Given request -> Pull out every line below that holds the word "middle".

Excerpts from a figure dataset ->
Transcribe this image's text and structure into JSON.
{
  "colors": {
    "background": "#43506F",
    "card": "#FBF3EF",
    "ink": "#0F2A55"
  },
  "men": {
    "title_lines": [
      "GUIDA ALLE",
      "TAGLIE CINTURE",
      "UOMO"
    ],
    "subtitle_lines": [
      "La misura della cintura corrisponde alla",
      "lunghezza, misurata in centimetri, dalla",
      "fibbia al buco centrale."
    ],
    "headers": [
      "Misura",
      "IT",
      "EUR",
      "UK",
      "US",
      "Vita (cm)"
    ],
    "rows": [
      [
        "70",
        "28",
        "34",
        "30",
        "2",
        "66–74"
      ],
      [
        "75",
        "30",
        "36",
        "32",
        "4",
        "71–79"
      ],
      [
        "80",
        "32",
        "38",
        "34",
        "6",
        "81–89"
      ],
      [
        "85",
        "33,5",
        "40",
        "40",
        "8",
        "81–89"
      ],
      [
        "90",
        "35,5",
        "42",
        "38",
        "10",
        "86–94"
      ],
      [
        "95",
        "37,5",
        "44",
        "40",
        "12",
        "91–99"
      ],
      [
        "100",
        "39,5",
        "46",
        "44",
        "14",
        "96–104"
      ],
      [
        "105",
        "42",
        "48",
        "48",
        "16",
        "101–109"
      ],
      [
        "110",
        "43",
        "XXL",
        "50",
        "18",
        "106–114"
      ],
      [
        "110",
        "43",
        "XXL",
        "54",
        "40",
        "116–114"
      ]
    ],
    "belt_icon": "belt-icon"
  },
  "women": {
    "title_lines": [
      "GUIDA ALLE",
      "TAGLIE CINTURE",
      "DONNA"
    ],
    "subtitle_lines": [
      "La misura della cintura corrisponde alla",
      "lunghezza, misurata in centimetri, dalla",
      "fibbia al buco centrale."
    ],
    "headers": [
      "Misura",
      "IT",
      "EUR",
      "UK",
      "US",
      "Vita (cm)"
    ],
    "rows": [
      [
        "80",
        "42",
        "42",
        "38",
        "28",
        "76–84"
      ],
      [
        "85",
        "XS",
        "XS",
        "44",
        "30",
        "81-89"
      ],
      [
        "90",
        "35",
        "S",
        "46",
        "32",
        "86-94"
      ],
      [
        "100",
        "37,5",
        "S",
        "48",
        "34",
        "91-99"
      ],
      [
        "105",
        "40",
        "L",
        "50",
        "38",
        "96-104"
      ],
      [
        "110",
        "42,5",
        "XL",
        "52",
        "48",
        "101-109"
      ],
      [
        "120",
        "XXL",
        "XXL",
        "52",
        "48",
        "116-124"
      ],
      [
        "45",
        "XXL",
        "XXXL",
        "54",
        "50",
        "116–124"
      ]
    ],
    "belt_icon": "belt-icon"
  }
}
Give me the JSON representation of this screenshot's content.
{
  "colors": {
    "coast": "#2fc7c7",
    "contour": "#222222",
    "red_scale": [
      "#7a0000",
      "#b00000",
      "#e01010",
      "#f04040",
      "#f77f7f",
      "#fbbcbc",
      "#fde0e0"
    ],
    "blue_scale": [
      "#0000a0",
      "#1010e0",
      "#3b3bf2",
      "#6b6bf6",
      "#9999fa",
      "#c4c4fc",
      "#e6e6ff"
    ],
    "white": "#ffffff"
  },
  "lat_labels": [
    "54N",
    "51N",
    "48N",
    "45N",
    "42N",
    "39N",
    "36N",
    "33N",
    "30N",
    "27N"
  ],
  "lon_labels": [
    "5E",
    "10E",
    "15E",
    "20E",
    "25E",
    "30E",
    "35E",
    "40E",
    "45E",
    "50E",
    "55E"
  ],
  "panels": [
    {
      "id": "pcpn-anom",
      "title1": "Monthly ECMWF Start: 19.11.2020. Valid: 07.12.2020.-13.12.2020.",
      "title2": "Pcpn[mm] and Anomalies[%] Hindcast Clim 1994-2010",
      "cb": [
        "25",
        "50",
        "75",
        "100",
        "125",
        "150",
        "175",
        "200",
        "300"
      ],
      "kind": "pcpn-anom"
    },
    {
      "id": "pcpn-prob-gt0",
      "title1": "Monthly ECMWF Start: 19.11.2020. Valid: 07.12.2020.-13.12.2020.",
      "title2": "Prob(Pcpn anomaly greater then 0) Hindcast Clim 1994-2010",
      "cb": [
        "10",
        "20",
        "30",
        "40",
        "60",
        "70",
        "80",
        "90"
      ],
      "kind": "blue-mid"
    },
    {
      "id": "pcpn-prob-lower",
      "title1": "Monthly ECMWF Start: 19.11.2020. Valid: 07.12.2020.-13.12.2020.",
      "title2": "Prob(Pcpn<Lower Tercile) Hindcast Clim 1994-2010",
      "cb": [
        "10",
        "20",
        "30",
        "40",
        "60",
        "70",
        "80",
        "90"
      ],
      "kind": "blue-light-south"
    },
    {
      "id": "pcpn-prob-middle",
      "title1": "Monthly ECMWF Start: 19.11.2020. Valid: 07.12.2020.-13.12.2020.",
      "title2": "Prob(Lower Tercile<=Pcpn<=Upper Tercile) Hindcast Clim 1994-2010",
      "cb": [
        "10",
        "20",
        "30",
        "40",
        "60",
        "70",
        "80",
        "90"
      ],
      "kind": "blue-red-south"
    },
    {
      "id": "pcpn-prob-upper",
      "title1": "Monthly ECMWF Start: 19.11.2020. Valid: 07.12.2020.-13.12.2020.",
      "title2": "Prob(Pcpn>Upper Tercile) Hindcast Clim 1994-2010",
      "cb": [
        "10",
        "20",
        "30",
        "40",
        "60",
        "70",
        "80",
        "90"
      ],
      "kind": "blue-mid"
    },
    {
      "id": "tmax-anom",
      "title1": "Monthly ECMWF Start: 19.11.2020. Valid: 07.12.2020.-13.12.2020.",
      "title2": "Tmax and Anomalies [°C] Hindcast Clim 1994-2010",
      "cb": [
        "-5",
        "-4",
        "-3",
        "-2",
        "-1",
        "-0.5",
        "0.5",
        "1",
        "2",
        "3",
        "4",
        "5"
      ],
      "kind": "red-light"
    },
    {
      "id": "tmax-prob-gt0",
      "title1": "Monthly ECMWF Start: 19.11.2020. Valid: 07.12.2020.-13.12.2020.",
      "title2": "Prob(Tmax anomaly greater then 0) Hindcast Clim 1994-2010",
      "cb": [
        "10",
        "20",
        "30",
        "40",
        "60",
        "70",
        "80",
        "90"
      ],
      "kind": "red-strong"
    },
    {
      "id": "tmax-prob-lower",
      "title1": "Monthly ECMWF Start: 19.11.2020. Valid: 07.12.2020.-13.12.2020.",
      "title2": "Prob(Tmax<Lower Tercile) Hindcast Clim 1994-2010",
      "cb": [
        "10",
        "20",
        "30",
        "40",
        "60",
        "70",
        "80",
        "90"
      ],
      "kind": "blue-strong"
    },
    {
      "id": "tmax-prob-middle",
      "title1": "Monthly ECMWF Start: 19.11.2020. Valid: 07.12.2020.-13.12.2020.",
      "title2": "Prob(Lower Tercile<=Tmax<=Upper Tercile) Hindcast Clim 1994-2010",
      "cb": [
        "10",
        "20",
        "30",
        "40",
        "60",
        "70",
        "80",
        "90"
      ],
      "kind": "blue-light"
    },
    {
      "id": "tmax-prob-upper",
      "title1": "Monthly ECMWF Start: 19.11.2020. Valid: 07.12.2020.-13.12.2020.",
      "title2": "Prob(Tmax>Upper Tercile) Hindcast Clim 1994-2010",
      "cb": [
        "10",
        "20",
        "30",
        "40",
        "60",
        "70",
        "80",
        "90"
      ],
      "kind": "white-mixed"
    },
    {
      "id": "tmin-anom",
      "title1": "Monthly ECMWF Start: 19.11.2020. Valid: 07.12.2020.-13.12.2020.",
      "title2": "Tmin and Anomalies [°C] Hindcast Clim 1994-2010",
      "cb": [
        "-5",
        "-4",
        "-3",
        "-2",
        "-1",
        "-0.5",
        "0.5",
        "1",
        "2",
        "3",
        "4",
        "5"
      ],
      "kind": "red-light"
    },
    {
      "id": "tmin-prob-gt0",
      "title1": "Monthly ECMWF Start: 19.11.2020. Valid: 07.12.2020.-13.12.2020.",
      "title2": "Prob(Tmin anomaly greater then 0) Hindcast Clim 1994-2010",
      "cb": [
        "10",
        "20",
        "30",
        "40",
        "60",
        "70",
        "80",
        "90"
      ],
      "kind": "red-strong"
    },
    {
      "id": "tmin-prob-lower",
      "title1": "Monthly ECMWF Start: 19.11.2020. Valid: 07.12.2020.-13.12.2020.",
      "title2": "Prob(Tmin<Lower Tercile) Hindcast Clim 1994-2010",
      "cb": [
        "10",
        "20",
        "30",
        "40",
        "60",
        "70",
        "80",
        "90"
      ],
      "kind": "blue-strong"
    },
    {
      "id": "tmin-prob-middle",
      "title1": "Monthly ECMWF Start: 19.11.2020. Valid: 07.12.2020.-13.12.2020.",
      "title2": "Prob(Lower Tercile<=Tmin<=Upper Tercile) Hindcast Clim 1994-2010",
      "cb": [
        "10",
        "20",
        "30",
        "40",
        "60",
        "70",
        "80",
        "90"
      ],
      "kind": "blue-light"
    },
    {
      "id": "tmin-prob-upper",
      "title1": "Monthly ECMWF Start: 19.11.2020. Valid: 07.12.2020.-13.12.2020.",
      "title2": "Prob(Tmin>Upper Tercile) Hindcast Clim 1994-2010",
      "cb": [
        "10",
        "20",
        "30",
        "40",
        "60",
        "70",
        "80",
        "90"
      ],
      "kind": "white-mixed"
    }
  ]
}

Solution to this exercise ->
      "id": "pcpn-prob-middle",
      "id": "tmax-prob-middle",
      "id": "tmin-prob-middle",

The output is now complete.